Rewrite every line of the items below as a Markdown table with two columns, Row and Line. Number the rows, skip blank lines, and leave the pictures out of the table.

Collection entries

============

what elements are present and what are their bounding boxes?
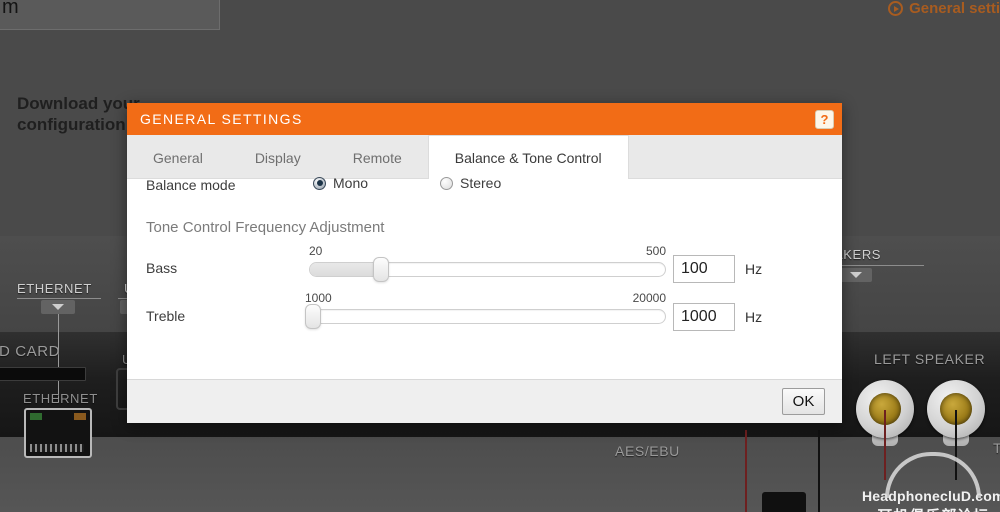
speaker-wire-black-run [818, 430, 820, 512]
label-sd-card: D CARD [0, 343, 61, 360]
bass-slider-min-label: 20 [309, 244, 323, 258]
dialog-title-bar: GENERAL SETTINGS ? [127, 103, 842, 135]
treble-slider-thumb[interactable] [305, 304, 321, 329]
radio-dot-stereo [440, 176, 453, 190]
download-config-line2: configuration [17, 115, 126, 134]
headphone-arc-icon [885, 452, 982, 498]
label-aes-ebu: AES/EBU [615, 443, 680, 459]
tone-control-heading: Tone Control Frequency Adjustment [146, 219, 385, 236]
balance-mode-label: Balance mode [146, 177, 236, 193]
bass-value-input[interactable] [673, 255, 735, 283]
dialog-footer: OK [127, 379, 842, 423]
device-panel-lower [0, 437, 1000, 512]
bass-slider-fill [310, 263, 381, 276]
help-icon[interactable]: ? [815, 109, 834, 129]
watermark-line-2: 耳机俱乐部论坛 [862, 505, 1000, 512]
bass-label: Bass [146, 260, 178, 276]
bass-slider-max-label: 500 [645, 244, 666, 258]
label-ethernet-top: ETHERNET [17, 281, 92, 296]
site-watermark: HeadphonecluD.com 耳机俱乐部论坛 [862, 452, 1000, 512]
tab-general[interactable]: General [127, 138, 229, 178]
background-top-left-box [0, 0, 220, 30]
bass-slider-track[interactable] [309, 262, 666, 277]
bass-slider-thumb[interactable] [373, 257, 389, 282]
treble-label: Treble [146, 308, 186, 324]
radio-dot-mono [313, 176, 326, 190]
divider-ethernet-top [17, 298, 101, 299]
tab-display[interactable]: Display [228, 138, 327, 178]
dialog-body: Balance mode Mono Stereo Tone Control Fr… [127, 175, 842, 379]
radio-label-stereo: Stereo [460, 175, 502, 191]
background-top-left-text: m [2, 0, 19, 18]
tab-balance-tone-control[interactable]: Balance & Tone Control [427, 135, 629, 179]
dialog-tab-bar: General Display Remote Balance & Tone Co… [127, 135, 842, 179]
general-settings-dialog: GENERAL SETTINGS ? General Display Remot… [127, 103, 842, 423]
ethernet-port-pins [30, 444, 84, 452]
bass-slider[interactable]: 20 500 [309, 244, 666, 288]
treble-slider-max-label: 20000 [632, 291, 666, 305]
treble-unit-label: Hz [745, 309, 763, 325]
label-ethernet-mid: ETHERNET [23, 391, 98, 406]
chevron-down-icon-speakers[interactable] [840, 268, 872, 282]
chevron-down-icon-ethernet[interactable] [41, 300, 75, 314]
play-circle-icon [888, 1, 904, 16]
treble-slider[interactable]: 1000 20000 [305, 291, 666, 335]
ok-button[interactable]: OK [782, 388, 825, 415]
general-settings-link[interactable]: General setti [888, 0, 1000, 17]
tab-remote[interactable]: Remote [326, 138, 428, 178]
radio-option-mono[interactable]: Mono [313, 175, 440, 191]
balance-mode-radio-group: Mono Stereo [313, 175, 501, 191]
label-left-speaker: LEFT SPEAKER [874, 351, 986, 367]
bass-unit-label: Hz [745, 261, 763, 277]
radio-option-stereo[interactable]: Stereo [440, 175, 501, 191]
treble-slider-min-label: 1000 [305, 291, 332, 305]
sd-card-slot [0, 367, 86, 381]
treble-value-input[interactable] [673, 303, 735, 331]
download-config-line1: Download your [17, 94, 140, 113]
general-settings-link-label: General setti [909, 0, 1000, 17]
dialog-title: GENERAL SETTINGS [140, 111, 303, 127]
speaker-connector [762, 492, 806, 512]
treble-slider-track[interactable] [305, 309, 666, 324]
radio-label-mono: Mono [333, 175, 369, 191]
speaker-wire-red-run [745, 430, 747, 512]
divider-speakers [834, 265, 924, 266]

============

■ Answer for this exercise:
| Row | Line |
|---|---|
| 1 | what elements are present and what are their bounding boxes? |
| 2 | speaker-wire-black-run [818, 430, 820, 512] |
| 3 | label-sd-card: D CARD [0, 343, 61, 360] |
| 4 | bass-slider-min-label: 20 [309, 244, 323, 258] |
| 5 | dialog-title-bar: GENERAL SETTINGS ? [127, 103, 842, 135] |
| 6 | treble-slider-thumb[interactable] [305, 304, 321, 329] |
| 7 | radio-dot-stereo [440, 176, 453, 190] |
| 8 | download-config-line2: configuration [17, 115, 126, 134] |
| 9 | headphone-arc-icon [885, 452, 982, 498] |
| 10 | label-aes-ebu: AES/EBU [615, 443, 680, 459] |
| 11 | tone-control-heading: Tone Control Frequency Adjustment [146, 219, 385, 236] |
| 12 | balance-mode-label: Balance mode [146, 177, 236, 193] |
| 13 | bass-value-input[interactable] [673, 255, 735, 283] |
| 14 | dialog-footer: OK [127, 379, 842, 423] |
| 15 | device-panel-lower [0, 437, 1000, 512] |
| 16 | bass-slider-fill [310, 263, 381, 276] |
| 17 | help-icon[interactable]: ? [815, 109, 834, 129] |
| 18 | watermark-line-2: 耳机俱乐部论坛 [862, 505, 1000, 512] |
| 19 | bass-label: Bass [146, 260, 178, 276] |
| 20 | bass-slider-max-label: 500 [645, 244, 666, 258] |
| 21 | label-ethernet-top: ETHERNET [17, 281, 92, 296] |
| 22 | site-watermark: HeadphonecluD.com 耳机俱乐部论坛 [862, 452, 1000, 512] |
| 23 | tab-general[interactable]: General [127, 138, 229, 178] |
| 24 | background-top-left-box [0, 0, 220, 30] |
| 25 | bass-slider-track[interactable] [309, 262, 666, 277] |
| 26 | bass-slider-thumb[interactable] [373, 257, 389, 282] |
| 27 | treble-label: Treble [146, 308, 186, 324] |
| 28 | radio-dot-mono [313, 176, 326, 190] |
| 29 | divider-ethernet-top [17, 298, 101, 299] |
| 30 | tab-display[interactable]: Display [228, 138, 327, 178] |
| 31 | dialog-body: Balance mode Mono Stereo Tone Control Fr… [127, 175, 842, 379] |
| 32 | radio-label-stereo: Stereo [460, 175, 502, 191] |
| 33 | background-top-left-text: m [2, 0, 19, 18] |
| 34 | tab-balance-tone-control[interactable]: Balance & Tone Control [427, 135, 629, 179] |
| 35 | dialog-tab-bar: General Display Remote Balance & Tone Co… [127, 135, 842, 179] |
| 36 | general-settings-dialog: GENERAL SETTINGS ? General Display Remot… [127, 103, 842, 423] |
| 37 | ethernet-port-pins [30, 444, 84, 452] |
| 38 | bass-slider[interactable]: 20 500 [309, 244, 666, 288] |
| 39 | treble-slider-max-label: 20000 [632, 291, 666, 305] |
| 40 | treble-unit-label: Hz [745, 309, 763, 325] |
| 41 | label-ethernet-mid: ETHERNET [23, 391, 98, 406] |
| 42 | chevron-down-icon-speakers[interactable] [840, 268, 872, 282] |
| 43 | chevron-down-icon-ethernet[interactable] [41, 300, 75, 314] |
| 44 | play-circle-icon [888, 1, 904, 16] |
| 45 | treble-slider[interactable]: 1000 20000 [305, 291, 666, 335] |
| 46 | ok-button[interactable]: OK [782, 388, 825, 415] |
| 47 | general-settings-link[interactable]: General setti [888, 0, 1000, 17] |
| 48 | tab-remote[interactable]: Remote [326, 138, 428, 178] |
| 49 | radio-option-mono[interactable]: Mono [313, 175, 440, 191] |
| 50 | balance-mode-radio-group: Mono Stereo [313, 175, 501, 191] |
| 51 | label-left-speaker: LEFT SPEAKER [874, 351, 986, 367] |
| 52 | bass-unit-label: Hz [745, 261, 763, 277] |
| 53 | radio-option-stereo[interactable]: Stereo [440, 175, 501, 191] |
| 54 | treble-slider-min-label: 1000 [305, 291, 332, 305] |
| 55 | sd-card-slot [0, 367, 86, 381] |
| 56 | treble-value-input[interactable] [673, 303, 735, 331] |
| 57 | download-config-line1: Download your [17, 94, 140, 113] |
| 58 | general-settings-link-label: General setti [909, 0, 1000, 17] |
| 59 | dialog-title: GENERAL SETTINGS [140, 111, 303, 127] |
| 60 | speaker-connector [762, 492, 806, 512] |
| 61 | treble-slider-track[interactable] [305, 309, 666, 324] |
| 62 | radio-label-mono: Mono [333, 175, 369, 191] |
| 63 | speaker-wire-red-run [745, 430, 747, 512] |
| 64 | divider-speakers [834, 265, 924, 266] |